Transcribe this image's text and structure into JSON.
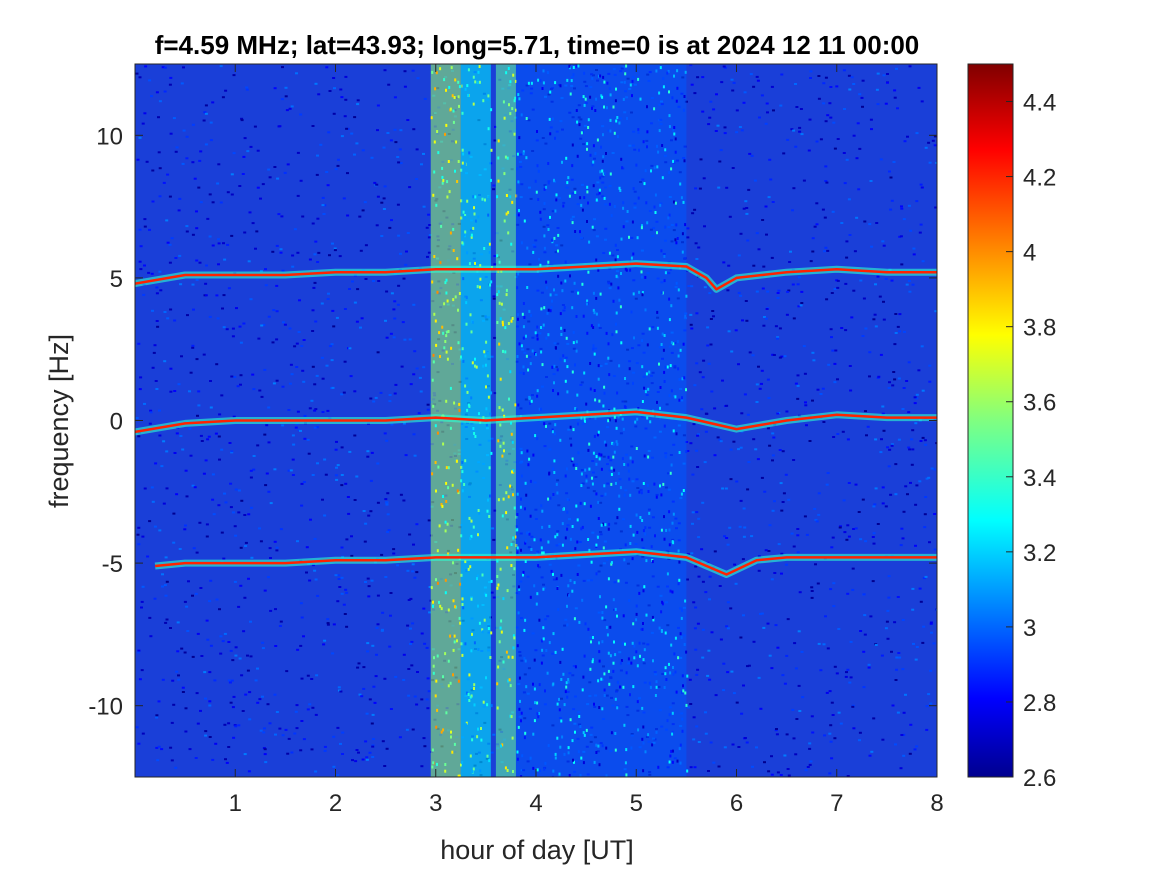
{
  "chart_data": {
    "type": "heatmap",
    "title": "f=4.59 MHz;  lat=43.93; long=5.71, time=0 is at 2024 12 11 00:00",
    "xlabel": "hour of day [UT]",
    "ylabel": "frequency [Hz]",
    "xlim": [
      0,
      8
    ],
    "ylim": [
      -12.5,
      12.5
    ],
    "x_ticks": [
      1,
      2,
      3,
      4,
      5,
      6,
      7,
      8
    ],
    "x_tick_labels": [
      "1",
      "2",
      "3",
      "4",
      "5",
      "6",
      "7",
      "8"
    ],
    "y_ticks": [
      10,
      5,
      0,
      -5,
      -10
    ],
    "y_tick_labels": [
      "10",
      "5",
      "0",
      "-5",
      "-10"
    ],
    "colorbar": {
      "colormap": "jet",
      "range": [
        2.6,
        4.5
      ],
      "ticks": [
        4.4,
        4.2,
        4,
        3.8,
        3.6,
        3.4,
        3.2,
        3,
        2.8,
        2.6
      ],
      "tick_labels": [
        "4.4",
        "4.2",
        "4",
        "3.8",
        "3.6",
        "3.4",
        "3.2",
        "3",
        "2.8",
        "2.6"
      ]
    },
    "background_level": 2.85,
    "traces": [
      {
        "center_hz": 5,
        "x_range": [
          0,
          8
        ],
        "points": [
          [
            0,
            4.8
          ],
          [
            0.5,
            5.1
          ],
          [
            1,
            5.1
          ],
          [
            1.5,
            5.1
          ],
          [
            2,
            5.2
          ],
          [
            2.5,
            5.2
          ],
          [
            3,
            5.3
          ],
          [
            3.5,
            5.3
          ],
          [
            4,
            5.3
          ],
          [
            4.5,
            5.4
          ],
          [
            5,
            5.5
          ],
          [
            5.5,
            5.4
          ],
          [
            5.7,
            5.0
          ],
          [
            5.8,
            4.6
          ],
          [
            6,
            5.0
          ],
          [
            6.5,
            5.2
          ],
          [
            7,
            5.3
          ],
          [
            7.5,
            5.2
          ],
          [
            8,
            5.2
          ]
        ]
      },
      {
        "center_hz": 0,
        "x_range": [
          0,
          8
        ],
        "points": [
          [
            0,
            -0.4
          ],
          [
            0.5,
            -0.1
          ],
          [
            1,
            0.0
          ],
          [
            1.5,
            0.0
          ],
          [
            2,
            0.0
          ],
          [
            2.5,
            0.0
          ],
          [
            3,
            0.1
          ],
          [
            3.5,
            0.0
          ],
          [
            4,
            0.1
          ],
          [
            4.5,
            0.2
          ],
          [
            5,
            0.3
          ],
          [
            5.5,
            0.1
          ],
          [
            6,
            -0.3
          ],
          [
            6.5,
            0.0
          ],
          [
            7,
            0.2
          ],
          [
            7.5,
            0.1
          ],
          [
            8,
            0.1
          ]
        ]
      },
      {
        "center_hz": -5,
        "x_range": [
          0.2,
          8
        ],
        "points": [
          [
            0.2,
            -5.1
          ],
          [
            0.5,
            -5.0
          ],
          [
            1,
            -5.0
          ],
          [
            1.5,
            -5.0
          ],
          [
            2,
            -4.9
          ],
          [
            2.5,
            -4.9
          ],
          [
            3,
            -4.8
          ],
          [
            3.5,
            -4.8
          ],
          [
            4,
            -4.8
          ],
          [
            4.5,
            -4.7
          ],
          [
            5,
            -4.6
          ],
          [
            5.5,
            -4.8
          ],
          [
            5.9,
            -5.4
          ],
          [
            6.2,
            -4.9
          ],
          [
            6.5,
            -4.8
          ],
          [
            7,
            -4.8
          ],
          [
            7.5,
            -4.8
          ],
          [
            8,
            -4.8
          ]
        ]
      }
    ],
    "broadband_bands": [
      {
        "x_range": [
          2.95,
          3.25
        ],
        "level": 3.6
      },
      {
        "x_range": [
          3.25,
          3.55
        ],
        "level": 3.3
      },
      {
        "x_range": [
          3.6,
          3.8
        ],
        "level": 3.5
      },
      {
        "x_range": [
          3.8,
          5.5
        ],
        "level": 3.0
      }
    ]
  }
}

#####

Stated problem ▸ Return every line of the records exactly as given, pictures excluded.

Solution for this exercise ▸
Transcribe this image's text and structure into JSON.
{
  "chart_data": {
    "type": "heatmap",
    "title": "f=4.59 MHz;  lat=43.93; long=5.71, time=0 is at 2024 12 11 00:00",
    "xlabel": "hour of day [UT]",
    "ylabel": "frequency [Hz]",
    "xlim": [
      0,
      8
    ],
    "ylim": [
      -12.5,
      12.5
    ],
    "x_ticks": [
      1,
      2,
      3,
      4,
      5,
      6,
      7,
      8
    ],
    "x_tick_labels": [
      "1",
      "2",
      "3",
      "4",
      "5",
      "6",
      "7",
      "8"
    ],
    "y_ticks": [
      10,
      5,
      0,
      -5,
      -10
    ],
    "y_tick_labels": [
      "10",
      "5",
      "0",
      "-5",
      "-10"
    ],
    "colorbar": {
      "colormap": "jet",
      "range": [
        2.6,
        4.5
      ],
      "ticks": [
        4.4,
        4.2,
        4,
        3.8,
        3.6,
        3.4,
        3.2,
        3,
        2.8,
        2.6
      ],
      "tick_labels": [
        "4.4",
        "4.2",
        "4",
        "3.8",
        "3.6",
        "3.4",
        "3.2",
        "3",
        "2.8",
        "2.6"
      ]
    },
    "background_level": 2.85,
    "traces": [
      {
        "center_hz": 5,
        "x_range": [
          0,
          8
        ],
        "points": [
          [
            0,
            4.8
          ],
          [
            0.5,
            5.1
          ],
          [
            1,
            5.1
          ],
          [
            1.5,
            5.1
          ],
          [
            2,
            5.2
          ],
          [
            2.5,
            5.2
          ],
          [
            3,
            5.3
          ],
          [
            3.5,
            5.3
          ],
          [
            4,
            5.3
          ],
          [
            4.5,
            5.4
          ],
          [
            5,
            5.5
          ],
          [
            5.5,
            5.4
          ],
          [
            5.7,
            5.0
          ],
          [
            5.8,
            4.6
          ],
          [
            6,
            5.0
          ],
          [
            6.5,
            5.2
          ],
          [
            7,
            5.3
          ],
          [
            7.5,
            5.2
          ],
          [
            8,
            5.2
          ]
        ]
      },
      {
        "center_hz": 0,
        "x_range": [
          0,
          8
        ],
        "points": [
          [
            0,
            -0.4
          ],
          [
            0.5,
            -0.1
          ],
          [
            1,
            0.0
          ],
          [
            1.5,
            0.0
          ],
          [
            2,
            0.0
          ],
          [
            2.5,
            0.0
          ],
          [
            3,
            0.1
          ],
          [
            3.5,
            0.0
          ],
          [
            4,
            0.1
          ],
          [
            4.5,
            0.2
          ],
          [
            5,
            0.3
          ],
          [
            5.5,
            0.1
          ],
          [
            6,
            -0.3
          ],
          [
            6.5,
            0.0
          ],
          [
            7,
            0.2
          ],
          [
            7.5,
            0.1
          ],
          [
            8,
            0.1
          ]
        ]
      },
      {
        "center_hz": -5,
        "x_range": [
          0.2,
          8
        ],
        "points": [
          [
            0.2,
            -5.1
          ],
          [
            0.5,
            -5.0
          ],
          [
            1,
            -5.0
          ],
          [
            1.5,
            -5.0
          ],
          [
            2,
            -4.9
          ],
          [
            2.5,
            -4.9
          ],
          [
            3,
            -4.8
          ],
          [
            3.5,
            -4.8
          ],
          [
            4,
            -4.8
          ],
          [
            4.5,
            -4.7
          ],
          [
            5,
            -4.6
          ],
          [
            5.5,
            -4.8
          ],
          [
            5.9,
            -5.4
          ],
          [
            6.2,
            -4.9
          ],
          [
            6.5,
            -4.8
          ],
          [
            7,
            -4.8
          ],
          [
            7.5,
            -4.8
          ],
          [
            8,
            -4.8
          ]
        ]
      }
    ],
    "broadband_bands": [
      {
        "x_range": [
          2.95,
          3.25
        ],
        "level": 3.6
      },
      {
        "x_range": [
          3.25,
          3.55
        ],
        "level": 3.3
      },
      {
        "x_range": [
          3.6,
          3.8
        ],
        "level": 3.5
      },
      {
        "x_range": [
          3.8,
          5.5
        ],
        "level": 3.0
      }
    ]
  }
}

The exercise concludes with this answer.